Given entries:

━━━━

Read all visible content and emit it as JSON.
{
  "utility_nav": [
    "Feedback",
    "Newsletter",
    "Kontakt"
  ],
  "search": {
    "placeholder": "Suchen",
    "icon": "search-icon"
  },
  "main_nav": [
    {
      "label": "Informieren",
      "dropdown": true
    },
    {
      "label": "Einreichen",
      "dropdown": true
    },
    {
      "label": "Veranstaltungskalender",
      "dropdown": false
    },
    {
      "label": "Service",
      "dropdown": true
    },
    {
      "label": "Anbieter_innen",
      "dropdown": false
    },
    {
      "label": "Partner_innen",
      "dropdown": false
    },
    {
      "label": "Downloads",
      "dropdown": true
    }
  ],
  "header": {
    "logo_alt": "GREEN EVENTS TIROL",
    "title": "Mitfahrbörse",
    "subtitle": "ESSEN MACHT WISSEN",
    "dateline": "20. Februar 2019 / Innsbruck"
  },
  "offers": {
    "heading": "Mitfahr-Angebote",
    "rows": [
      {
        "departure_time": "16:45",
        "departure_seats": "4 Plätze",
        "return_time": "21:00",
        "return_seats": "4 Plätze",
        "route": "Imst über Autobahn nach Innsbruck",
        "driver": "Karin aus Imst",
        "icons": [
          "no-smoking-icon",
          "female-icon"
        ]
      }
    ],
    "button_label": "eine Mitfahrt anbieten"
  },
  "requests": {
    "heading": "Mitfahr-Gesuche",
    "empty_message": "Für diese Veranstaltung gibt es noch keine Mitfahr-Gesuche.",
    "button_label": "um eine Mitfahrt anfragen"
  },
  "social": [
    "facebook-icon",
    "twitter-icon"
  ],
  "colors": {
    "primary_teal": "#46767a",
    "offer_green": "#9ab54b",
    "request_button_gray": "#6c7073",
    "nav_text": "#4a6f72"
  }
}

━━━━

Problem:
Sift through the entries and copy every line with "Innsbruck".

Answer below:
    "dateline": "20. Februar 2019 / Innsbruck"
        "route": "Imst über Autobahn nach Innsbruck",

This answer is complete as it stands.